- _To do_:
Copy out every line containing the word "face".

══ Dataset rows ══

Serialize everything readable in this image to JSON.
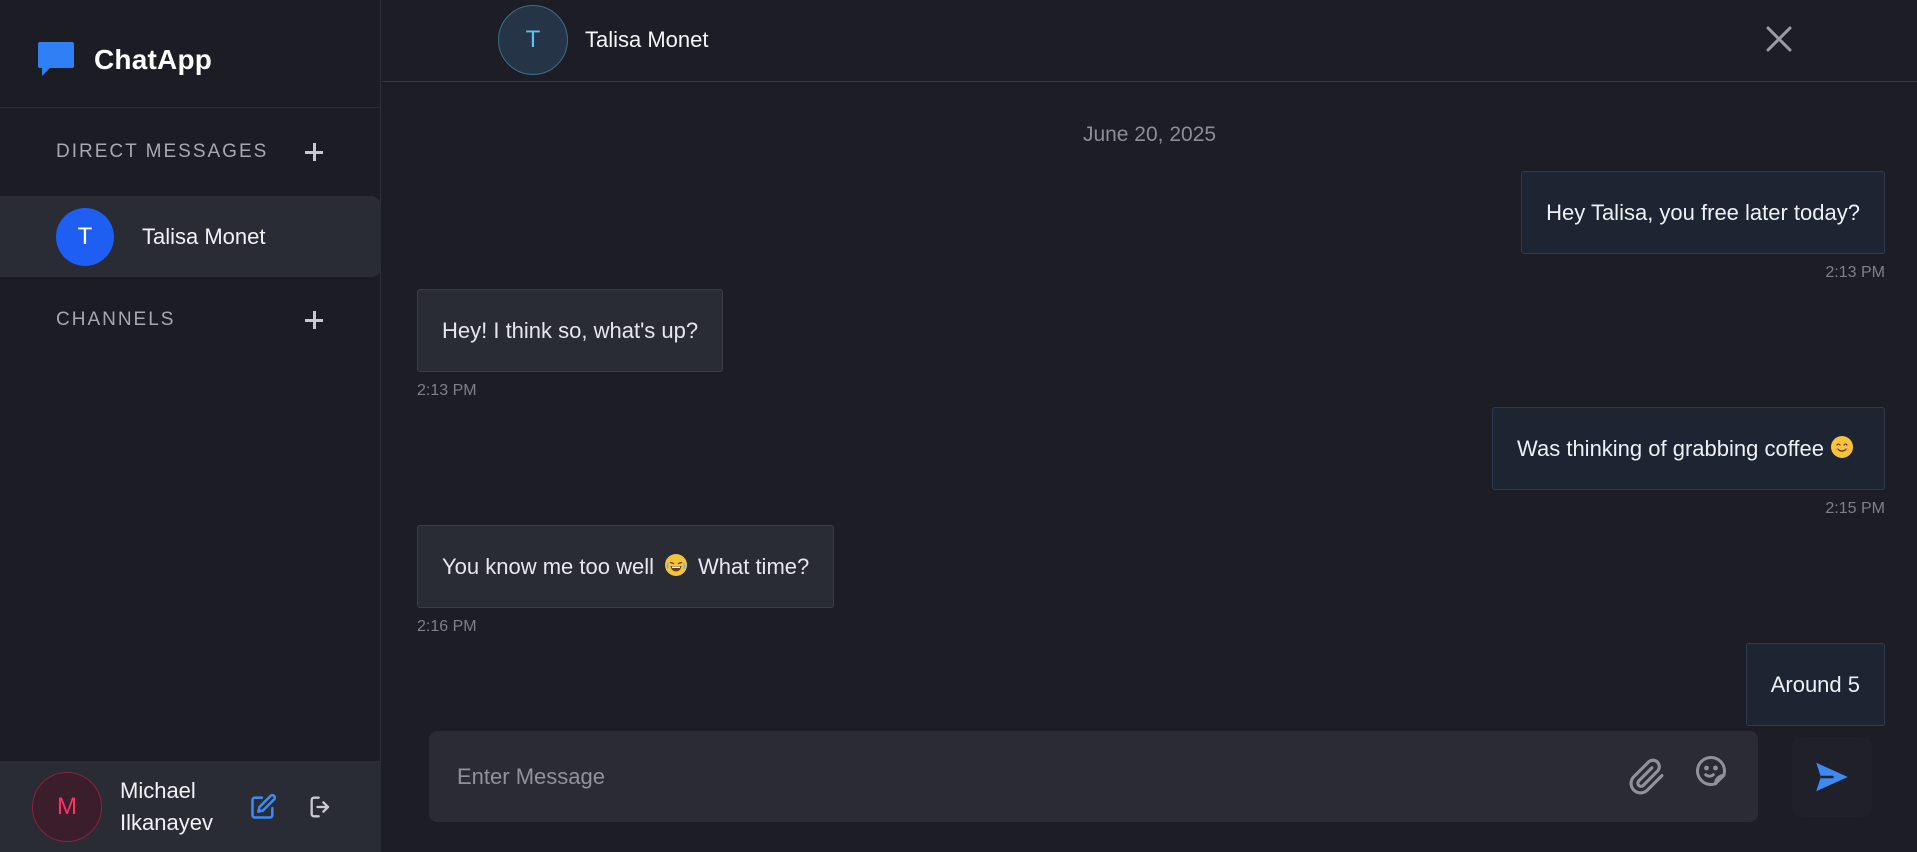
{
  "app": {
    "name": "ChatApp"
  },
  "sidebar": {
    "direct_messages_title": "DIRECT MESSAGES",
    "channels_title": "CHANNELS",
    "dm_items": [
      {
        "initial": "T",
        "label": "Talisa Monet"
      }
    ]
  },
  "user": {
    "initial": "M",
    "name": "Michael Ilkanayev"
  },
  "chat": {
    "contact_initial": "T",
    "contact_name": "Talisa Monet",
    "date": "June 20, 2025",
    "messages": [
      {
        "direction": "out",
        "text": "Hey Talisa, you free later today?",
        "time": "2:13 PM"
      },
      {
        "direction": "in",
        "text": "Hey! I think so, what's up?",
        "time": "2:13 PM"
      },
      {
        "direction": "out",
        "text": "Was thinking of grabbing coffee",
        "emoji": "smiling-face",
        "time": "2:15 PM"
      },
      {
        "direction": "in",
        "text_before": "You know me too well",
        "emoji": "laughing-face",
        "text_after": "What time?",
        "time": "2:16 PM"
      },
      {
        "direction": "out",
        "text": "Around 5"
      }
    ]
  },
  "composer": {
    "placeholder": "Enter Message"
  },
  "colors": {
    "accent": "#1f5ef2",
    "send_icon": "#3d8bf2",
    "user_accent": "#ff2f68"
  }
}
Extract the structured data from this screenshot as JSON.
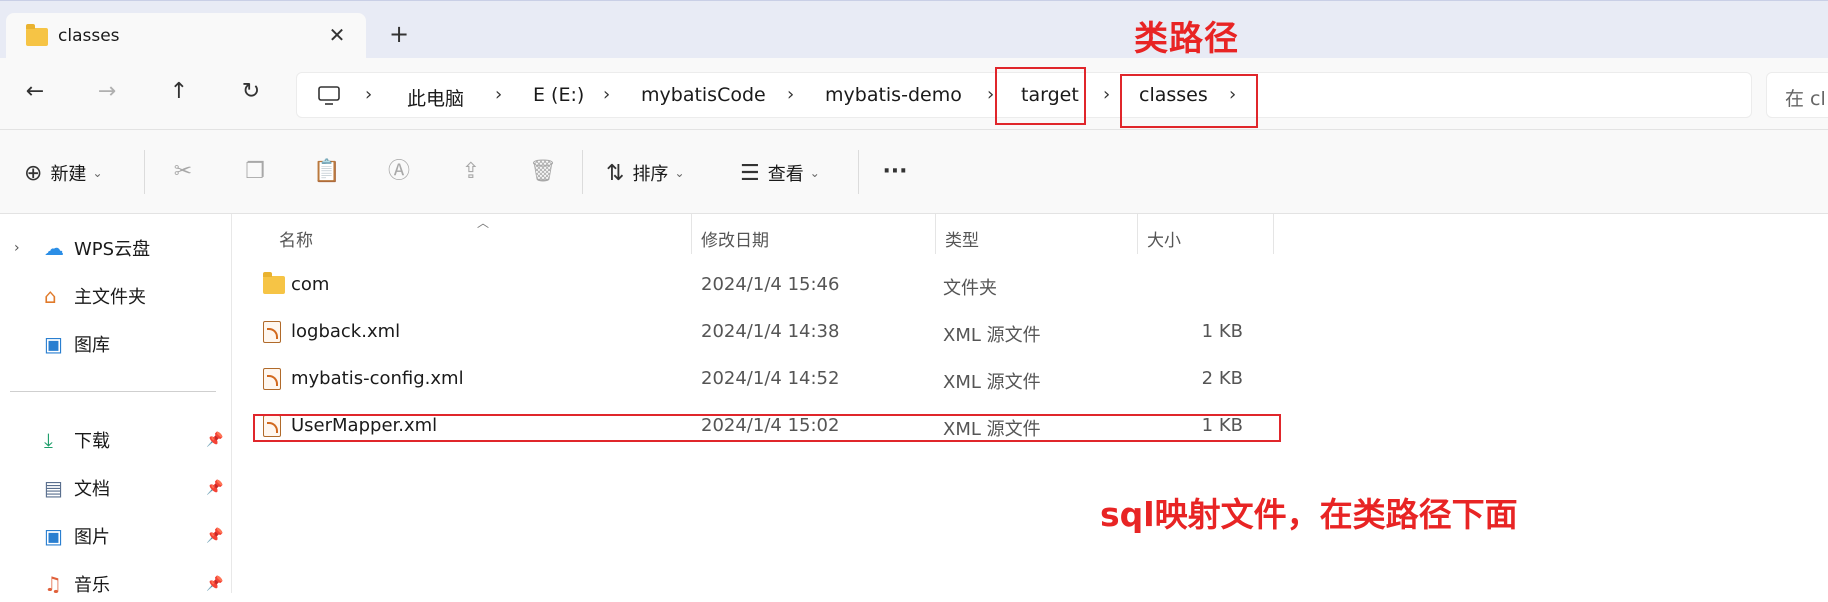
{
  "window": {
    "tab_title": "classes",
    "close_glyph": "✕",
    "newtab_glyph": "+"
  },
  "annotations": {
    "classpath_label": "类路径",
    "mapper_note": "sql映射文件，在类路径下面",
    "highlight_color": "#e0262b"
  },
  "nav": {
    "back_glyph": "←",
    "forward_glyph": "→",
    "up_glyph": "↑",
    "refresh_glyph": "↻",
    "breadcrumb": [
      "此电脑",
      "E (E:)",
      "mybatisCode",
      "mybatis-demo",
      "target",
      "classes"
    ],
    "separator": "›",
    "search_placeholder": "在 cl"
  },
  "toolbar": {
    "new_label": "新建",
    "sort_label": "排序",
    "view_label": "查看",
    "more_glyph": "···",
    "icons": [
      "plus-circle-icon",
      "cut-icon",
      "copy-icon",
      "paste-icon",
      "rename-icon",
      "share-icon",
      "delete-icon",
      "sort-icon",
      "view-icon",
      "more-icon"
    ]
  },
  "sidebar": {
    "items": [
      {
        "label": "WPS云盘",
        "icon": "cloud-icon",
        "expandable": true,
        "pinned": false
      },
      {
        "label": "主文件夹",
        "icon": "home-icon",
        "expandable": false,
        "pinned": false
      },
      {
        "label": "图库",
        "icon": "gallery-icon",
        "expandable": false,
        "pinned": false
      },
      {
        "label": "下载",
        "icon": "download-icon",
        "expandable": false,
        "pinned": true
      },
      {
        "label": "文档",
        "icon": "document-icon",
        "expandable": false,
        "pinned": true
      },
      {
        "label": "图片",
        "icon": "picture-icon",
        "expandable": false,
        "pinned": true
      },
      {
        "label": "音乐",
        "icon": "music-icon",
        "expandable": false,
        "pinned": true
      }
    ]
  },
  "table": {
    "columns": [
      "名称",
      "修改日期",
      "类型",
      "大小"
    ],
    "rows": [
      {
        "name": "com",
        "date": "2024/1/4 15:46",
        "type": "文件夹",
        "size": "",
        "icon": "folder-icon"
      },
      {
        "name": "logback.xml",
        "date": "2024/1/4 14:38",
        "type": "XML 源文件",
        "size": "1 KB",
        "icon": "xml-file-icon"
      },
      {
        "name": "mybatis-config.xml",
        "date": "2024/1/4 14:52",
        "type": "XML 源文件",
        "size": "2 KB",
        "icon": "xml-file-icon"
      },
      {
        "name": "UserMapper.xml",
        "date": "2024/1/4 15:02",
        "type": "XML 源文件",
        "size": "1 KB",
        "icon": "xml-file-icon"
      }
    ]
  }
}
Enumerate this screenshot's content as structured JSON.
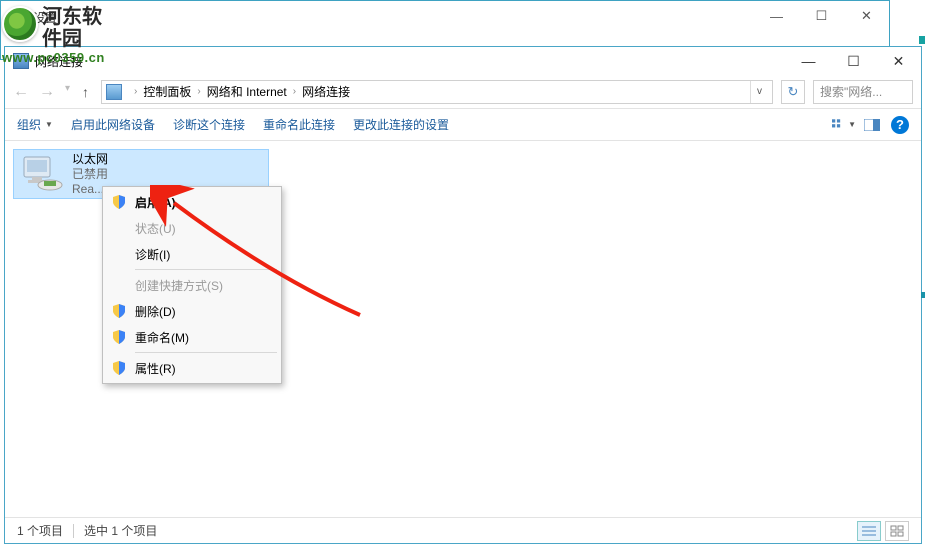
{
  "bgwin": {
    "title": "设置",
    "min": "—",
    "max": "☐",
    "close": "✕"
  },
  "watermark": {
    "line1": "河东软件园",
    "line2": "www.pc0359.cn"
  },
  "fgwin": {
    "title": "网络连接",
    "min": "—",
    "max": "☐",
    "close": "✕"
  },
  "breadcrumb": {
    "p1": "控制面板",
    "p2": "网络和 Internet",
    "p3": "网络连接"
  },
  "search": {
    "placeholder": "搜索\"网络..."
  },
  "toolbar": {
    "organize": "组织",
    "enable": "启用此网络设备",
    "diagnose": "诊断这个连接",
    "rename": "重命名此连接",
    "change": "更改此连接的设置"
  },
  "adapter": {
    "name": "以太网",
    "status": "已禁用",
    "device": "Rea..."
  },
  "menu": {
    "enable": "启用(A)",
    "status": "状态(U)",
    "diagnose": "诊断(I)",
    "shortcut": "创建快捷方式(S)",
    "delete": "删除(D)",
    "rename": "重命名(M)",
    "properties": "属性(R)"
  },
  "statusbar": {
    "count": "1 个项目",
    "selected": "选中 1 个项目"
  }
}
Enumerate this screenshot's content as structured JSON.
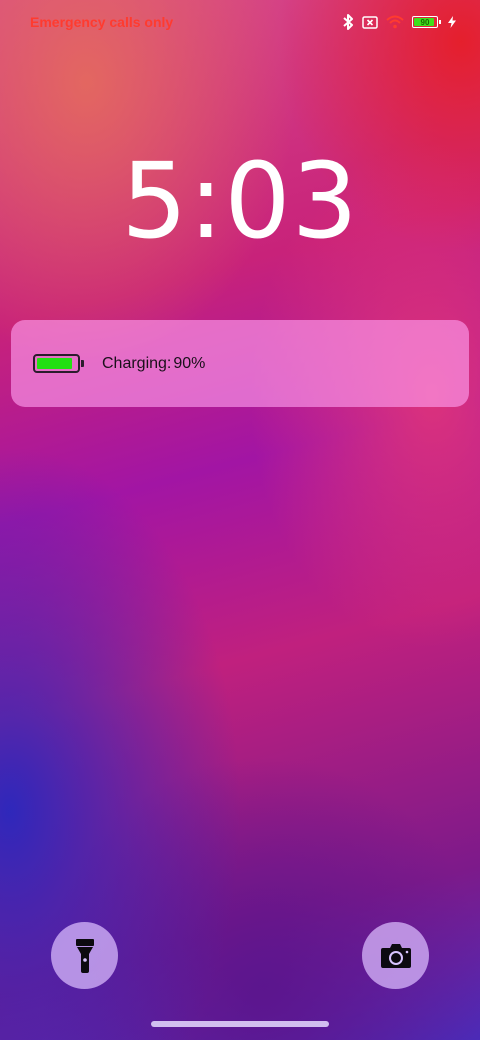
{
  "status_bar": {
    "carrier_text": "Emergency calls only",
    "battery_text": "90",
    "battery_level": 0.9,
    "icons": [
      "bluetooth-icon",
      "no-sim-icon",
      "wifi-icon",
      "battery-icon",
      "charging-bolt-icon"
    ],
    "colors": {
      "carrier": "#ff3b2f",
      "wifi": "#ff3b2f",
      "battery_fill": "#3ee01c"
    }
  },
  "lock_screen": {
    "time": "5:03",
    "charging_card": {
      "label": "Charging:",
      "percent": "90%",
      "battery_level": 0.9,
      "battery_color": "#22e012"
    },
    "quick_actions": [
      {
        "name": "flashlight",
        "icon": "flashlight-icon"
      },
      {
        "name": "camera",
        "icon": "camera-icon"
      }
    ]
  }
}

═══

- _Output for this task_:
        "emoji": "smiling-face",
        "emoji": "laughing-face",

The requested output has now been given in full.